→ **TASK INSTRUCTIONS**
Check each line below for the word "title" and give the number of lines that have it, nothing more.

───── TASK DATA ─────

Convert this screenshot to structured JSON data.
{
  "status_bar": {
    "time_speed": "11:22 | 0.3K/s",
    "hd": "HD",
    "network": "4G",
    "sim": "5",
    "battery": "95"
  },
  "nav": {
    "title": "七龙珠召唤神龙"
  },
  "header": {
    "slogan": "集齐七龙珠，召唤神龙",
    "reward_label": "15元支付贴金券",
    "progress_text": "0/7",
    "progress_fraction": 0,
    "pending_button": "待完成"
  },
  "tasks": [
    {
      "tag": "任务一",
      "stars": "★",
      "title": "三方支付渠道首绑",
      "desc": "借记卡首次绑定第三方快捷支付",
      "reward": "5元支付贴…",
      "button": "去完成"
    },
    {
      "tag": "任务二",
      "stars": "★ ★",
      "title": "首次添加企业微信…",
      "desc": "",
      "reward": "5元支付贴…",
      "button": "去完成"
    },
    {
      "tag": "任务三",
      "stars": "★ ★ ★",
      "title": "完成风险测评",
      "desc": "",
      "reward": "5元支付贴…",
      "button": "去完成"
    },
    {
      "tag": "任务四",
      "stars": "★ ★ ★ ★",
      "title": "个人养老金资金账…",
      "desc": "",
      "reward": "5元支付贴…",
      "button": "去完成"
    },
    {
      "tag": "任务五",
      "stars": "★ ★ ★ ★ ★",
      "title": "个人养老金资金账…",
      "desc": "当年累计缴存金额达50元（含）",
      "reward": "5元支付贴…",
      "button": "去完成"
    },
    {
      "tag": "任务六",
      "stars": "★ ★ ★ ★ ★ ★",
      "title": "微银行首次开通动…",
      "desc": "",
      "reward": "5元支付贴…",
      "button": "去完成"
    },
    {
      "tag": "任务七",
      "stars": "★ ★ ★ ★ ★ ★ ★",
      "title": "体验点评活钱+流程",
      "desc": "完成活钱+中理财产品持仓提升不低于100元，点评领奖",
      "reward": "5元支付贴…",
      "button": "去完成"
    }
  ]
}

─────

→ **EXPECTED OUTPUT**
8